— What to work on —
Read the lines below. Copy out any that hold the string "Sitzung".

* * *

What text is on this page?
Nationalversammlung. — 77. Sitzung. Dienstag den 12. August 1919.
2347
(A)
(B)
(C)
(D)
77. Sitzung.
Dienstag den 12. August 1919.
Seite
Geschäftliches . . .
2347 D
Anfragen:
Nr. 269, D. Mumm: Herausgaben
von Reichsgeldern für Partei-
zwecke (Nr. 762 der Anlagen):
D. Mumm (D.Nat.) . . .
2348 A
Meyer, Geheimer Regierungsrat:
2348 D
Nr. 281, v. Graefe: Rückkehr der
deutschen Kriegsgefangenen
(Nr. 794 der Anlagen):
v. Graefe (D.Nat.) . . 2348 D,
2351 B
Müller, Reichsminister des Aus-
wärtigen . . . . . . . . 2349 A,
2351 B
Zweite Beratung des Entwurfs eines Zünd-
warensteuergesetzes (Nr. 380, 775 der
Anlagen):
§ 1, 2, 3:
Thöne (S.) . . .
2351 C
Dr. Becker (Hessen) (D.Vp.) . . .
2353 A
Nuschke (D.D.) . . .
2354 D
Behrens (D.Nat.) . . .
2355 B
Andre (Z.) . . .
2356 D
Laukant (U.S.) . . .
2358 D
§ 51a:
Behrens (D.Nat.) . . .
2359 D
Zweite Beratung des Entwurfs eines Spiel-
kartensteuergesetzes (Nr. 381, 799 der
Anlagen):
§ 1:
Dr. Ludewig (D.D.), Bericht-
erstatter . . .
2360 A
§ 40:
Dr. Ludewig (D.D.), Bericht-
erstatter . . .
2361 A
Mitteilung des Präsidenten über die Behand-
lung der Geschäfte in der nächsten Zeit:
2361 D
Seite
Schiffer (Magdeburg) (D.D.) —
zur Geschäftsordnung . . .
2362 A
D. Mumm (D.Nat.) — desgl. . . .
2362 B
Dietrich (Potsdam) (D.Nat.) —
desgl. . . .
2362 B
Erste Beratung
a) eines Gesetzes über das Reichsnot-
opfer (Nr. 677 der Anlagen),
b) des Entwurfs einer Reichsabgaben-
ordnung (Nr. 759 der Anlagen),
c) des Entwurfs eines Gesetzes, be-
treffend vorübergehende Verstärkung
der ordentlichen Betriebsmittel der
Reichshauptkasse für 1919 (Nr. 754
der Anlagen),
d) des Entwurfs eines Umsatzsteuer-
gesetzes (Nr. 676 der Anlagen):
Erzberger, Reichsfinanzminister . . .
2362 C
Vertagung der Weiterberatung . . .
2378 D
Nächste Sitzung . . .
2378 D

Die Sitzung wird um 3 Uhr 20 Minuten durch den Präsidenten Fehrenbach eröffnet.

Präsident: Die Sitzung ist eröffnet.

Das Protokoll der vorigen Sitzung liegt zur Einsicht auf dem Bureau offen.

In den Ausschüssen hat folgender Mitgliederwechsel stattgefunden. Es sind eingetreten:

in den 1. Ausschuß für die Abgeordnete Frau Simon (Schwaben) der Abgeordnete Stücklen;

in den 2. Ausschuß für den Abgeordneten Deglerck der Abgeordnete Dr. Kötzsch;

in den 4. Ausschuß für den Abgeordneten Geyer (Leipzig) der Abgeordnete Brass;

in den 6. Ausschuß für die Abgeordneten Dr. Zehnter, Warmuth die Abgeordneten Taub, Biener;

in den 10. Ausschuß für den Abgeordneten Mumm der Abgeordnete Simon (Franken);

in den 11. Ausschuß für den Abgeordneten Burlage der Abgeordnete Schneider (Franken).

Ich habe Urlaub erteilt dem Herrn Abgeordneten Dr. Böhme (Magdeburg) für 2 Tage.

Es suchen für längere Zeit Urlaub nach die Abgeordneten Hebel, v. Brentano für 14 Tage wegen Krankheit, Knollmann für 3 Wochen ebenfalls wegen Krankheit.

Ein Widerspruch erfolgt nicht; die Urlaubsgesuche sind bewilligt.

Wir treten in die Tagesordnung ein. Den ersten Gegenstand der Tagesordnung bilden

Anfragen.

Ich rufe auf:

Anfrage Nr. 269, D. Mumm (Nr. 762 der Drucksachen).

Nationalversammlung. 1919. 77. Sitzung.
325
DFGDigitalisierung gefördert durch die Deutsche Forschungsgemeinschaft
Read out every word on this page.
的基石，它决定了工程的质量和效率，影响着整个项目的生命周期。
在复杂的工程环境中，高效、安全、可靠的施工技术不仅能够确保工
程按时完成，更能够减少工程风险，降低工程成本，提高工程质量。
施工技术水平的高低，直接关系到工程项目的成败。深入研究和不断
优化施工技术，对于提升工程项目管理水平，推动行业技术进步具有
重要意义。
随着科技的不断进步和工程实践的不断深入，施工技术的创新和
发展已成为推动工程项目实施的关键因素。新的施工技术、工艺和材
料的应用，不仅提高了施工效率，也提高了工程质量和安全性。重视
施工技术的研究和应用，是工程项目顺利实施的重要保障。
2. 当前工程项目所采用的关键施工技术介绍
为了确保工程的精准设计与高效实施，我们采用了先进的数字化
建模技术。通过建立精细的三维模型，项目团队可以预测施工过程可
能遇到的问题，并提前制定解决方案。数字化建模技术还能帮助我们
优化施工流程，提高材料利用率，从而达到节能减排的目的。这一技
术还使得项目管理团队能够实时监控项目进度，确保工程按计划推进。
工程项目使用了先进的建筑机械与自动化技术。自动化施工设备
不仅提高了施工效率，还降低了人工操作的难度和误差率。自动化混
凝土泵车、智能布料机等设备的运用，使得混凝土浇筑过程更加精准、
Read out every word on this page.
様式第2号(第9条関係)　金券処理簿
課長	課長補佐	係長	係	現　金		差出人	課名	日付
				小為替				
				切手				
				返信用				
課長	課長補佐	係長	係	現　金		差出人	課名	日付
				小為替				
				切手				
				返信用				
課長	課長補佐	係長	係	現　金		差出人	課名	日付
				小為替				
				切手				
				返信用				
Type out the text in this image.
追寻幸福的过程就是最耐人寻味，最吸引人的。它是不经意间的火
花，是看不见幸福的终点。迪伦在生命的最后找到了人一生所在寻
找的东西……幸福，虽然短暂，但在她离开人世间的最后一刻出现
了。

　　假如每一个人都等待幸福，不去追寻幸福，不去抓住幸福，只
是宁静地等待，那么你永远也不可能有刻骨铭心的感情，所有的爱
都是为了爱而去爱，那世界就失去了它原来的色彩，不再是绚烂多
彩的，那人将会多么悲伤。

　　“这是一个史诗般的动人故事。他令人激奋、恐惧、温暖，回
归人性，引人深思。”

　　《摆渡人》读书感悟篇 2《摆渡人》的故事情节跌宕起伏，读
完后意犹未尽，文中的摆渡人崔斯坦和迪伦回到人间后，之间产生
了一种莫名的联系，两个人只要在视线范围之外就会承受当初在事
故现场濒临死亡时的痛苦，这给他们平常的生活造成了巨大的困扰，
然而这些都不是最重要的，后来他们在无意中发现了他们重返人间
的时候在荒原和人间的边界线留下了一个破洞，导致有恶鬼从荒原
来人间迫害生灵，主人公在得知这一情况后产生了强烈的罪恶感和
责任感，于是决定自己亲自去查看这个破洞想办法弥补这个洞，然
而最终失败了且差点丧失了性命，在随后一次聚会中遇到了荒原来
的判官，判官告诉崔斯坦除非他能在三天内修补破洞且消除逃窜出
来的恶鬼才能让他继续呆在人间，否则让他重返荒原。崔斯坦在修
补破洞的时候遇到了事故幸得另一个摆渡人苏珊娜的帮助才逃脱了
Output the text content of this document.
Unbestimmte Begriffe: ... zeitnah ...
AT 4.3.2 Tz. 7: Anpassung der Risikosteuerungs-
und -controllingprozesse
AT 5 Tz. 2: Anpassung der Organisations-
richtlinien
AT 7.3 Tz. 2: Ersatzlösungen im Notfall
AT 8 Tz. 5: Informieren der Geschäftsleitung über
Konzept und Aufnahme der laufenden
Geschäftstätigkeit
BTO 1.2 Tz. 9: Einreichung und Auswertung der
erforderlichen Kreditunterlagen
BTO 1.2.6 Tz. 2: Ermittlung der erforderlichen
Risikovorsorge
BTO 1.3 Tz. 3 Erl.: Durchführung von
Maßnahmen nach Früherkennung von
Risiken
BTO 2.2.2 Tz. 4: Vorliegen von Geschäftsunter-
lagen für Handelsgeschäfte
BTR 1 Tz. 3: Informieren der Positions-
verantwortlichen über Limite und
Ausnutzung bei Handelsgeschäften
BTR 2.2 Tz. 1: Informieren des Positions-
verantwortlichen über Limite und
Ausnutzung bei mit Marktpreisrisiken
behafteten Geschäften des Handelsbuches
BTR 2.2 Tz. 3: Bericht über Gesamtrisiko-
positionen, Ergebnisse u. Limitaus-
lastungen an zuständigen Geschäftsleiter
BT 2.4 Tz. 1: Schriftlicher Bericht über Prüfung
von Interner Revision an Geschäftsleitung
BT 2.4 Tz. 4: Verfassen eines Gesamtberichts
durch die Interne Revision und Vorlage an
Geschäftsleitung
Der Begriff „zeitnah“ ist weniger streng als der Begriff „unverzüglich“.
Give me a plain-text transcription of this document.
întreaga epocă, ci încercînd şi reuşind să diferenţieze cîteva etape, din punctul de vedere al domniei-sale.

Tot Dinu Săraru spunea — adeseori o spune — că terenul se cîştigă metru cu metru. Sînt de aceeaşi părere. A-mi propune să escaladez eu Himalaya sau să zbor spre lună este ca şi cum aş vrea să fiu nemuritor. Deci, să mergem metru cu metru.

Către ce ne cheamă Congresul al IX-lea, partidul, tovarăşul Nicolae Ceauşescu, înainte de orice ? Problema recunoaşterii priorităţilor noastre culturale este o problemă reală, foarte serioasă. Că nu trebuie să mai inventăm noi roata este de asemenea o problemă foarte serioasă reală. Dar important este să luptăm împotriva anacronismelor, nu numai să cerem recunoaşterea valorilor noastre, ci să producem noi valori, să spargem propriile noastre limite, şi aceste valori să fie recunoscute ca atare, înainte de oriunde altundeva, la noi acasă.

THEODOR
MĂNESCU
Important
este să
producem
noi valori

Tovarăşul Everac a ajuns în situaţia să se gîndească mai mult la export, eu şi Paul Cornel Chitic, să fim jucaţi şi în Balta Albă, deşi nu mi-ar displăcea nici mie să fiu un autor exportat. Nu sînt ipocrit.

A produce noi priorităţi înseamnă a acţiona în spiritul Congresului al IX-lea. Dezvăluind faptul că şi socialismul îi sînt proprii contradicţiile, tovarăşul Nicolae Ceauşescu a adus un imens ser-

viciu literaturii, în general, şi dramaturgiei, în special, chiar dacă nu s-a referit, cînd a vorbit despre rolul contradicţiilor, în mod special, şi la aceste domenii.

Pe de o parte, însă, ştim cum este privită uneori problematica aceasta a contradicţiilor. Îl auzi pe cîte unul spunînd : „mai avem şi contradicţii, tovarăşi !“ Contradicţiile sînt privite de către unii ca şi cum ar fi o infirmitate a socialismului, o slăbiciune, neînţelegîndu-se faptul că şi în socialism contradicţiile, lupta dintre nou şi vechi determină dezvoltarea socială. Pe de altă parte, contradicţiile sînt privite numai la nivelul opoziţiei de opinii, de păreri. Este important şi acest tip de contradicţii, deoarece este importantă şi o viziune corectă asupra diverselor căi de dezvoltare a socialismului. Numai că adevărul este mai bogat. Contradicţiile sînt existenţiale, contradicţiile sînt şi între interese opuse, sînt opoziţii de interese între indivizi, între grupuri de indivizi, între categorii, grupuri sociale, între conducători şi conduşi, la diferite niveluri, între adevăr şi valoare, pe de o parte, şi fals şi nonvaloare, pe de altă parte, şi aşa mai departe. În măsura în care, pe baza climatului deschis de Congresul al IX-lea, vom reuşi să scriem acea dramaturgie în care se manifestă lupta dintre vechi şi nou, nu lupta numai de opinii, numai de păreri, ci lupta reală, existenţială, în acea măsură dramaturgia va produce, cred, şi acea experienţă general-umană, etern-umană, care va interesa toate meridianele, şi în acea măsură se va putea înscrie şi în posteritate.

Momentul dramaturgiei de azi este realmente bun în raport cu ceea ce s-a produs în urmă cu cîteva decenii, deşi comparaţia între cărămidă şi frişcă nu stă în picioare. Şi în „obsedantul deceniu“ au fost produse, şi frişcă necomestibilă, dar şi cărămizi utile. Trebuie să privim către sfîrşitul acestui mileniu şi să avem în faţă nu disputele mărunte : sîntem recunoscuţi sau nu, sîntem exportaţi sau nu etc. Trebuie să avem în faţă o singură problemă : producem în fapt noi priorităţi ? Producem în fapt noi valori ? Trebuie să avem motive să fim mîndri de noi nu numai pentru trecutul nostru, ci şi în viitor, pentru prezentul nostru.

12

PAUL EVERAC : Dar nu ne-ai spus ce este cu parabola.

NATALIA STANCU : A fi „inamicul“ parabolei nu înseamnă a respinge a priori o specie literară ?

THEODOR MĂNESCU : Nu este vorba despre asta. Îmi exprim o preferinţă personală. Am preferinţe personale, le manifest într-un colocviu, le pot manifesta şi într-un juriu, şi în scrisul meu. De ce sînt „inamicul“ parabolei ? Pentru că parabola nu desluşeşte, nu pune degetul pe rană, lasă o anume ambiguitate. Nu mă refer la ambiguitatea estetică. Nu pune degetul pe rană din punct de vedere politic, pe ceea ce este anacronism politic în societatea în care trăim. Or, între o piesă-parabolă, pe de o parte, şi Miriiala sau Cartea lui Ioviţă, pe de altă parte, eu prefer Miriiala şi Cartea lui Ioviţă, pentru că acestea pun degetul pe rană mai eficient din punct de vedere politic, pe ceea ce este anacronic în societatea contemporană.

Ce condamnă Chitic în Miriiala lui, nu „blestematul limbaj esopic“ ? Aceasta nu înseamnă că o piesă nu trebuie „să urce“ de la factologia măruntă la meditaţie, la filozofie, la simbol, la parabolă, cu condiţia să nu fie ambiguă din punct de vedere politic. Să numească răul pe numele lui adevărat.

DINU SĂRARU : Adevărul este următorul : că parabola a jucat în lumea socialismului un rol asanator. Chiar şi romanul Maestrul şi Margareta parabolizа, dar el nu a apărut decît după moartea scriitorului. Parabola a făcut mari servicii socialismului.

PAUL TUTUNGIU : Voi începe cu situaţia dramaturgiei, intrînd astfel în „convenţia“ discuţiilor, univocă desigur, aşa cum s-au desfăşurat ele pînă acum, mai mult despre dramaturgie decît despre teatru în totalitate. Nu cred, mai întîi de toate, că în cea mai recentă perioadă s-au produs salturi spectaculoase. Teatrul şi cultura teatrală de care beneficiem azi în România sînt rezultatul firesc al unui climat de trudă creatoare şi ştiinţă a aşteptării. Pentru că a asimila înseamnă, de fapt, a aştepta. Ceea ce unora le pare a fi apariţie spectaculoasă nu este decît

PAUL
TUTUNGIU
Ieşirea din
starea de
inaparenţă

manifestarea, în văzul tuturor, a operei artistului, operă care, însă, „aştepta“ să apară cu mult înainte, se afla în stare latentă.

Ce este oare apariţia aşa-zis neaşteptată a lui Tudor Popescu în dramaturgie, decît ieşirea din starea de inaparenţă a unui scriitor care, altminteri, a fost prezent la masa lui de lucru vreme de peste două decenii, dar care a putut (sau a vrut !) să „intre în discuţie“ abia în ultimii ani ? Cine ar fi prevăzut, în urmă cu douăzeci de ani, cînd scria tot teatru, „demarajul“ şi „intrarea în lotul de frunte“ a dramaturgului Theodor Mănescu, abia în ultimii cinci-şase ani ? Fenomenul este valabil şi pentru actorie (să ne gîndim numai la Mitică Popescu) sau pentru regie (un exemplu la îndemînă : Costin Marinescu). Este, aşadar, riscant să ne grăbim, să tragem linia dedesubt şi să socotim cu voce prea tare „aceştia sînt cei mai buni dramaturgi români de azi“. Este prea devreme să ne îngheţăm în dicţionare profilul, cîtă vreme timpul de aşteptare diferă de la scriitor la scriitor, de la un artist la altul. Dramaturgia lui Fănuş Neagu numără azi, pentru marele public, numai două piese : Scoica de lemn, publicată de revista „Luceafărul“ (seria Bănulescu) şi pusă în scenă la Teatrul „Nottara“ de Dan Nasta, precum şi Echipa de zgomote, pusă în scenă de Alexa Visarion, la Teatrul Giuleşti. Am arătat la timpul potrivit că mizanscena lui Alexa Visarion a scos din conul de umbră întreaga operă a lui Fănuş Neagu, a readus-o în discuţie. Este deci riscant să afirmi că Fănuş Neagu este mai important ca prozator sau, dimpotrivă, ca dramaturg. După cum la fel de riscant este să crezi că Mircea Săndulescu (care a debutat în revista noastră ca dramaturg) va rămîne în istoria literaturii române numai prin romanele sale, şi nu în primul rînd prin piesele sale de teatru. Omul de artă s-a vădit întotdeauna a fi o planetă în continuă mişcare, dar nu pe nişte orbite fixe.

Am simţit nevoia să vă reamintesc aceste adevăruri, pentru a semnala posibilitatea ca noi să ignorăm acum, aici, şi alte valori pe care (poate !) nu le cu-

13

* * *

— The response —
Nationalversammlung. — 77. Sitzung. Dienstag den 12. August 1919.
77. Sitzung.
Nächste Sitzung . . .
Die Sitzung wird um 3 Uhr 20 Minuten durch den Präsidenten Fehrenbach eröffnet.
Präsident: Die Sitzung ist eröffnet.
Das Protokoll der vorigen Sitzung liegt zur Einsicht auf dem Bureau offen.
Nationalversammlung. 1919. 77. Sitzung.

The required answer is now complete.